**ENTRIES:**
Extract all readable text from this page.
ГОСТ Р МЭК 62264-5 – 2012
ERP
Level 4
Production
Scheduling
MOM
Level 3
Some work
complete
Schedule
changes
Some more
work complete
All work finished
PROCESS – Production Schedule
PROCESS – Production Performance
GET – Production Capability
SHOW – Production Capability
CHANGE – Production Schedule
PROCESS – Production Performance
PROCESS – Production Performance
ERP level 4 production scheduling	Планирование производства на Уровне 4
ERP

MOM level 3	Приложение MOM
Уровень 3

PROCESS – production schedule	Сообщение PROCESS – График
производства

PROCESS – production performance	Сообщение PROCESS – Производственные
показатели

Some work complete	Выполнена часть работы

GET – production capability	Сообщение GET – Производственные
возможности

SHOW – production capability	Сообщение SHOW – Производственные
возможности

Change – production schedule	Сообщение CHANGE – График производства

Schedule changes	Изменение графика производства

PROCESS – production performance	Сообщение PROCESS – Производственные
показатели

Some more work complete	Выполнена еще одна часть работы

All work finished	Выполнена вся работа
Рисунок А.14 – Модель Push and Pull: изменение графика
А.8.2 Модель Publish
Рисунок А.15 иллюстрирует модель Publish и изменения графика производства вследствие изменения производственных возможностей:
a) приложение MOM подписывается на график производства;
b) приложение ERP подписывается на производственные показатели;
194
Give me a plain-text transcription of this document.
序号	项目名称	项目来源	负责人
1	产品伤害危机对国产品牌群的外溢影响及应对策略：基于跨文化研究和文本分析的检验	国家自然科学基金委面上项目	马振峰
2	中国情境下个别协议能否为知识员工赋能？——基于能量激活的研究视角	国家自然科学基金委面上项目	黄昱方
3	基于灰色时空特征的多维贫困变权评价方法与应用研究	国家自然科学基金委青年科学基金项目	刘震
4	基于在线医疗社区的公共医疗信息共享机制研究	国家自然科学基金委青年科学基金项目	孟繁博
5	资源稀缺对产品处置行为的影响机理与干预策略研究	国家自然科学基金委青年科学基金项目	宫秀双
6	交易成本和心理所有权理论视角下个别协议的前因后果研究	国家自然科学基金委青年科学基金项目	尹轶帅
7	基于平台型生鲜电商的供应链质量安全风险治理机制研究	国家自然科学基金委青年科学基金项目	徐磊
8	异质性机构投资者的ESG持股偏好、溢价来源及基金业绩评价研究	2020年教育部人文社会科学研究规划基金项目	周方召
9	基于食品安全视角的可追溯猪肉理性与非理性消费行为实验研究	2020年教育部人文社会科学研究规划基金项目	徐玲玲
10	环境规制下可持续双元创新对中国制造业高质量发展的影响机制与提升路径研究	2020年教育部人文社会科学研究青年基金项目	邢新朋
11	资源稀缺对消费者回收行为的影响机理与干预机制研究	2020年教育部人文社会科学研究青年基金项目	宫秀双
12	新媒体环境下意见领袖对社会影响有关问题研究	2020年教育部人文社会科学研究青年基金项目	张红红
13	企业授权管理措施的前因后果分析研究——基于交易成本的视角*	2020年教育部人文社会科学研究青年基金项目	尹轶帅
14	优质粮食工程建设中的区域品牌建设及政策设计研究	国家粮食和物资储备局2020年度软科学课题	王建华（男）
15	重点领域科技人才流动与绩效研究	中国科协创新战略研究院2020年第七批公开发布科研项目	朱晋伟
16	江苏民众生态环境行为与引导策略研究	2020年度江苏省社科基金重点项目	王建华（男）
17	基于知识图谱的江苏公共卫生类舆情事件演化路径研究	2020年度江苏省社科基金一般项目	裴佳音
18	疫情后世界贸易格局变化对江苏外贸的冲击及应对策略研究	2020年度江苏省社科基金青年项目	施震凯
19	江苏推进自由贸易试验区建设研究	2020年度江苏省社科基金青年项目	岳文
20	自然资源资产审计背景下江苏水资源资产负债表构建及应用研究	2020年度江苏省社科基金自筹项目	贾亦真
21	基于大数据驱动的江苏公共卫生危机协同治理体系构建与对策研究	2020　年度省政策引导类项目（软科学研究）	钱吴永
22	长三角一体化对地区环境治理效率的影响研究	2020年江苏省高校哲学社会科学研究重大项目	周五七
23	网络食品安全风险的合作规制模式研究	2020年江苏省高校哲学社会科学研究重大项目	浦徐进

**TASK BRIEF:** Set out every line from the material that contains the string "finished".

**OUTPUT FOR THIS EXERCISE:**
All work finished
All work finished	Выполнена вся работа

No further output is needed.